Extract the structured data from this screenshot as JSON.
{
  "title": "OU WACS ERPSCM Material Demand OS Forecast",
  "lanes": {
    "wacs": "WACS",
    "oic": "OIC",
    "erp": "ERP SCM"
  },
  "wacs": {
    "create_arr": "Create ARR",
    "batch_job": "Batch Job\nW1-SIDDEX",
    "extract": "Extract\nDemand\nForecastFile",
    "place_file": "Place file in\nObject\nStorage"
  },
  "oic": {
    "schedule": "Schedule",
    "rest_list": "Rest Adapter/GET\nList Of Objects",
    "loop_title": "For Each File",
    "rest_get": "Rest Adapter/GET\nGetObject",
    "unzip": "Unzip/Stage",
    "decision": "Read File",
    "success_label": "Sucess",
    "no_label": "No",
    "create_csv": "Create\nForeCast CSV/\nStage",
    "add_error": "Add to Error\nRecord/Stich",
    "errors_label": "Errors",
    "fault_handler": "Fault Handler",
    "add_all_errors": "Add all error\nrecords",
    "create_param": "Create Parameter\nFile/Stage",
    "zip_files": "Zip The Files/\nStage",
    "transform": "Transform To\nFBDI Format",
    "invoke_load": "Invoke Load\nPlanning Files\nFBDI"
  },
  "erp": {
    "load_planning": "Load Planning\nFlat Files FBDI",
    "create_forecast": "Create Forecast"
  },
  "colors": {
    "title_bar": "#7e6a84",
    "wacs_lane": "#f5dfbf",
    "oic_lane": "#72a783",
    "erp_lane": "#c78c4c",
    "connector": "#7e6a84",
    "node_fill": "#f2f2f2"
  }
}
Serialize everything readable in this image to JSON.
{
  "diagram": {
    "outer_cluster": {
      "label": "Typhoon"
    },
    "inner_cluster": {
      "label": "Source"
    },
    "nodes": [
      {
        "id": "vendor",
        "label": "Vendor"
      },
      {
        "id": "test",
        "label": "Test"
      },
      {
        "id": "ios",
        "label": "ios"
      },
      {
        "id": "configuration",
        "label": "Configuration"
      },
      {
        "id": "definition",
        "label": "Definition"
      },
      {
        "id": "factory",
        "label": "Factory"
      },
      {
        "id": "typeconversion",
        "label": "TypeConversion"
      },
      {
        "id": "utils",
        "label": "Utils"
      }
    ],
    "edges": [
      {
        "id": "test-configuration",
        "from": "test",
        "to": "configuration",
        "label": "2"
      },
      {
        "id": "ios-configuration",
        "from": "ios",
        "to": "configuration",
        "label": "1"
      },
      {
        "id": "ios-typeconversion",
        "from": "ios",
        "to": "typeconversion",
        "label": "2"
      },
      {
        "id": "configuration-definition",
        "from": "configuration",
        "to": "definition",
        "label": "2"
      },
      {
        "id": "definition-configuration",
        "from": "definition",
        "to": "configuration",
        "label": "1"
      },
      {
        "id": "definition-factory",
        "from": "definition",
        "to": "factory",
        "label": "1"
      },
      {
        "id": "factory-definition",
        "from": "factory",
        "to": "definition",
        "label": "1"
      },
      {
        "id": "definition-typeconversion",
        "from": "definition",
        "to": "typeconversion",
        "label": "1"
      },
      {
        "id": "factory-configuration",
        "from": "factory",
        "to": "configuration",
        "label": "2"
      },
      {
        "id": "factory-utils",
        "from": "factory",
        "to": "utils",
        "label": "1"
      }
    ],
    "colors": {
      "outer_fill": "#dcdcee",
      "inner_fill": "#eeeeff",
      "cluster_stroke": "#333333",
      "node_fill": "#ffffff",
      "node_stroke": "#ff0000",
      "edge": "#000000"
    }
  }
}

━━━━━━

Transcribe the material above word for word.

◆ WRITTEN ANSWER:
Extract the structured data from this screenshot as JSON.
{
  "title": "OU WACS ERPSCM Material Demand OS Forecast",
  "lanes": {
    "wacs": "WACS",
    "oic": "OIC",
    "erp": "ERP SCM"
  },
  "wacs": {
    "create_arr": "Create ARR",
    "batch_job": "Batch Job\nW1-SIDDEX",
    "extract": "Extract\nDemand\nForecastFile",
    "place_file": "Place file in\nObject\nStorage"
  },
  "oic": {
    "schedule": "Schedule",
    "rest_list": "Rest Adapter/GET\nList Of Objects",
    "loop_title": "For Each File",
    "rest_get": "Rest Adapter/GET\nGetObject",
    "unzip": "Unzip/Stage",
    "decision": "Read File",
    "success_label": "Sucess",
    "no_label": "No",
    "create_csv": "Create\nForeCast CSV/\nStage",
    "add_error": "Add to Error\nRecord/Stich",
    "errors_label": "Errors",
    "fault_handler": "Fault Handler",
    "add_all_errors": "Add all error\nrecords",
    "create_param": "Create Parameter\nFile/Stage",
    "zip_files": "Zip The Files/\nStage",
    "transform": "Transform To\nFBDI Format",
    "invoke_load": "Invoke Load\nPlanning Files\nFBDI"
  },
  "erp": {
    "load_planning": "Load Planning\nFlat Files FBDI",
    "create_forecast": "Create Forecast"
  },
  "colors": {
    "title_bar": "#7e6a84",
    "wacs_lane": "#f5dfbf",
    "oic_lane": "#72a783",
    "erp_lane": "#c78c4c",
    "connector": "#7e6a84",
    "node_fill": "#f2f2f2"
  }
}
Serialize everything readable in this image to JSON.
{
  "diagram": {
    "outer_cluster": {
      "label": "Typhoon"
    },
    "inner_cluster": {
      "label": "Source"
    },
    "nodes": [
      {
        "id": "vendor",
        "label": "Vendor"
      },
      {
        "id": "test",
        "label": "Test"
      },
      {
        "id": "ios",
        "label": "ios"
      },
      {
        "id": "configuration",
        "label": "Configuration"
      },
      {
        "id": "definition",
        "label": "Definition"
      },
      {
        "id": "factory",
        "label": "Factory"
      },
      {
        "id": "typeconversion",
        "label": "TypeConversion"
      },
      {
        "id": "utils",
        "label": "Utils"
      }
    ],
    "edges": [
      {
        "id": "test-configuration",
        "from": "test",
        "to": "configuration",
        "label": "2"
      },
      {
        "id": "ios-configuration",
        "from": "ios",
        "to": "configuration",
        "label": "1"
      },
      {
        "id": "ios-typeconversion",
        "from": "ios",
        "to": "typeconversion",
        "label": "2"
      },
      {
        "id": "configuration-definition",
        "from": "configuration",
        "to": "definition",
        "label": "2"
      },
      {
        "id": "definition-configuration",
        "from": "definition",
        "to": "configuration",
        "label": "1"
      },
      {
        "id": "definition-factory",
        "from": "definition",
        "to": "factory",
        "label": "1"
      },
      {
        "id": "factory-definition",
        "from": "factory",
        "to": "definition",
        "label": "1"
      },
      {
        "id": "definition-typeconversion",
        "from": "definition",
        "to": "typeconversion",
        "label": "1"
      },
      {
        "id": "factory-configuration",
        "from": "factory",
        "to": "configuration",
        "label": "2"
      },
      {
        "id": "factory-utils",
        "from": "factory",
        "to": "utils",
        "label": "1"
      }
    ],
    "colors": {
      "outer_fill": "#dcdcee",
      "inner_fill": "#eeeeff",
      "cluster_stroke": "#333333",
      "node_fill": "#ffffff",
      "node_stroke": "#ff0000",
      "edge": "#000000"
    }
  }
}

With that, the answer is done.